*AVAILABLE RECORDS*.

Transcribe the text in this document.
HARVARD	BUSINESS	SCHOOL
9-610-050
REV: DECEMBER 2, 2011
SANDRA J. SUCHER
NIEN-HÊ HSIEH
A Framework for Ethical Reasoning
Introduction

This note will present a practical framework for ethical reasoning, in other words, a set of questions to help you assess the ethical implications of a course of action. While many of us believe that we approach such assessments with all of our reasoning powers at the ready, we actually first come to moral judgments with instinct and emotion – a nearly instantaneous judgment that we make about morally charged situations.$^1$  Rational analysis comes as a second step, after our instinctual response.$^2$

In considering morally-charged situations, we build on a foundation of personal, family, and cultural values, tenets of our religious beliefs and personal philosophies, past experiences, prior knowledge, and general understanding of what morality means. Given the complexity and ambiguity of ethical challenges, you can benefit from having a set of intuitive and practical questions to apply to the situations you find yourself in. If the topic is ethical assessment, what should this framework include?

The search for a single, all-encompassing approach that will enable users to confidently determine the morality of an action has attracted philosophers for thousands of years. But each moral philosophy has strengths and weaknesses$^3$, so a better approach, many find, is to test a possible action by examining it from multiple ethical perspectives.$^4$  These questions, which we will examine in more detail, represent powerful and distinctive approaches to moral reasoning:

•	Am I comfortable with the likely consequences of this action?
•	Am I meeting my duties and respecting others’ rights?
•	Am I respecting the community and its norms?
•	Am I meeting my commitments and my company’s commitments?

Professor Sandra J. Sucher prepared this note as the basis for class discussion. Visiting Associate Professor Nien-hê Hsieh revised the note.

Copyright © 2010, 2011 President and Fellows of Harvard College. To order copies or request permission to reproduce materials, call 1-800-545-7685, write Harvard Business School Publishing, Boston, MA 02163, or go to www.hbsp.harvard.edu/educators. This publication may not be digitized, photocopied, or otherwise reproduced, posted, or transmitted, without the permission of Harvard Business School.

*EXERCISE PROMPT*. Print every record exactly as it was given.

*WRITTEN REPLY*.
Transcribe the text in this document.
HARVARD	BUSINESS	SCHOOL
9-610-050
REV: DECEMBER 2, 2011
SANDRA J. SUCHER
NIEN-HÊ HSIEH
A Framework for Ethical Reasoning
Introduction

This note will present a practical framework for ethical reasoning, in other words, a set of questions to help you assess the ethical implications of a course of action. While many of us believe that we approach such assessments with all of our reasoning powers at the ready, we actually first come to moral judgments with instinct and emotion – a nearly instantaneous judgment that we make about morally charged situations.$^1$  Rational analysis comes as a second step, after our instinctual response.$^2$

In considering morally-charged situations, we build on a foundation of personal, family, and cultural values, tenets of our religious beliefs and personal philosophies, past experiences, prior knowledge, and general understanding of what morality means. Given the complexity and ambiguity of ethical challenges, you can benefit from having a set of intuitive and practical questions to apply to the situations you find yourself in. If the topic is ethical assessment, what should this framework include?

The search for a single, all-encompassing approach that will enable users to confidently determine the morality of an action has attracted philosophers for thousands of years. But each moral philosophy has strengths and weaknesses$^3$, so a better approach, many find, is to test a possible action by examining it from multiple ethical perspectives.$^4$  These questions, which we will examine in more detail, represent powerful and distinctive approaches to moral reasoning:

•	Am I comfortable with the likely consequences of this action?
•	Am I meeting my duties and respecting others’ rights?
•	Am I respecting the community and its norms?
•	Am I meeting my commitments and my company’s commitments?

Professor Sandra J. Sucher prepared this note as the basis for class discussion. Visiting Associate Professor Nien-hê Hsieh revised the note.

Copyright © 2010, 2011 President and Fellows of Harvard College. To order copies or request permission to reproduce materials, call 1-800-545-7685, write Harvard Business School Publishing, Boston, MA 02163, or go to www.hbsp.harvard.edu/educators. This publication may not be digitized, photocopied, or otherwise reproduced, posted, or transmitted, without the permission of Harvard Business School.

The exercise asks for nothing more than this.